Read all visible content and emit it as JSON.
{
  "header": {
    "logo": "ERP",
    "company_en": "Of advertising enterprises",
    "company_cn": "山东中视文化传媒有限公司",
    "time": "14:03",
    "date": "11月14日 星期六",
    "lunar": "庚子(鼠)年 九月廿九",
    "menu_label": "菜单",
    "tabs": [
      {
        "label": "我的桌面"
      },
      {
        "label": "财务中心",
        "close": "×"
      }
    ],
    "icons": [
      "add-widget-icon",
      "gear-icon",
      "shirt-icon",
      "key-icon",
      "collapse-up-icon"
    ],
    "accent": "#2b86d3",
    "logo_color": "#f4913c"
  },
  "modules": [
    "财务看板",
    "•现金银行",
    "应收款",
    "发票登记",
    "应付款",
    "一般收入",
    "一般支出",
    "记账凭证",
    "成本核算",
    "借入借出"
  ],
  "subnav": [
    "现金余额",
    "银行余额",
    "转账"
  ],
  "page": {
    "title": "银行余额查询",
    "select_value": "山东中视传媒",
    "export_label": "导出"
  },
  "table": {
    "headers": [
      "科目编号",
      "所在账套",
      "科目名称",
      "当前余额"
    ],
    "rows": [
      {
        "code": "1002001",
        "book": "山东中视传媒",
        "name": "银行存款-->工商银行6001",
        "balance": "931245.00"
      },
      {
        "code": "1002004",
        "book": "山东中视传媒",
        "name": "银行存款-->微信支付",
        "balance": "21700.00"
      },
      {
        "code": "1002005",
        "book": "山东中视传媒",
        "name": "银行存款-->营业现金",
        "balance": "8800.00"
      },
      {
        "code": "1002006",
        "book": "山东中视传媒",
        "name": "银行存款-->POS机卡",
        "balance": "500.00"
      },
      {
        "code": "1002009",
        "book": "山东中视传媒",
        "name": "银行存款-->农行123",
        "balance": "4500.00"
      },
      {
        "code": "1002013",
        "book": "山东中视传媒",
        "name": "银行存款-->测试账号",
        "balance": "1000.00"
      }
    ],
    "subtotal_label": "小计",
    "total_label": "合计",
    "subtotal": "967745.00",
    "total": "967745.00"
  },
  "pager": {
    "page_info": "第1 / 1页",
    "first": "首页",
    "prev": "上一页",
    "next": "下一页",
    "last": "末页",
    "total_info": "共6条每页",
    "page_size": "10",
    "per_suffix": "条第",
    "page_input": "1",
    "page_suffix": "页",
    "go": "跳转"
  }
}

===

Exercise description: Take the lines above and print them exactly.

Exercise response:
Read all visible content and emit it as JSON.
{
  "header": {
    "logo": "ERP",
    "company_en": "Of advertising enterprises",
    "company_cn": "山东中视文化传媒有限公司",
    "time": "14:03",
    "date": "11月14日 星期六",
    "lunar": "庚子(鼠)年 九月廿九",
    "menu_label": "菜单",
    "tabs": [
      {
        "label": "我的桌面"
      },
      {
        "label": "财务中心",
        "close": "×"
      }
    ],
    "icons": [
      "add-widget-icon",
      "gear-icon",
      "shirt-icon",
      "key-icon",
      "collapse-up-icon"
    ],
    "accent": "#2b86d3",
    "logo_color": "#f4913c"
  },
  "modules": [
    "财务看板",
    "•现金银行",
    "应收款",
    "发票登记",
    "应付款",
    "一般收入",
    "一般支出",
    "记账凭证",
    "成本核算",
    "借入借出"
  ],
  "subnav": [
    "现金余额",
    "银行余额",
    "转账"
  ],
  "page": {
    "title": "银行余额查询",
    "select_value": "山东中视传媒",
    "export_label": "导出"
  },
  "table": {
    "headers": [
      "科目编号",
      "所在账套",
      "科目名称",
      "当前余额"
    ],
    "rows": [
      {
        "code": "1002001",
        "book": "山东中视传媒",
        "name": "银行存款-->工商银行6001",
        "balance": "931245.00"
      },
      {
        "code": "1002004",
        "book": "山东中视传媒",
        "name": "银行存款-->微信支付",
        "balance": "21700.00"
      },
      {
        "code": "1002005",
        "book": "山东中视传媒",
        "name": "银行存款-->营业现金",
        "balance": "8800.00"
      },
      {
        "code": "1002006",
        "book": "山东中视传媒",
        "name": "银行存款-->POS机卡",
        "balance": "500.00"
      },
      {
        "code": "1002009",
        "book": "山东中视传媒",
        "name": "银行存款-->农行123",
        "balance": "4500.00"
      },
      {
        "code": "1002013",
        "book": "山东中视传媒",
        "name": "银行存款-->测试账号",
        "balance": "1000.00"
      }
    ],
    "subtotal_label": "小计",
    "total_label": "合计",
    "subtotal": "967745.00",
    "total": "967745.00"
  },
  "pager": {
    "page_info": "第1 / 1页",
    "first": "首页",
    "prev": "上一页",
    "next": "下一页",
    "last": "末页",
    "total_info": "共6条每页",
    "page_size": "10",
    "per_suffix": "条第",
    "page_input": "1",
    "page_suffix": "页",
    "go": "跳转"
  }
}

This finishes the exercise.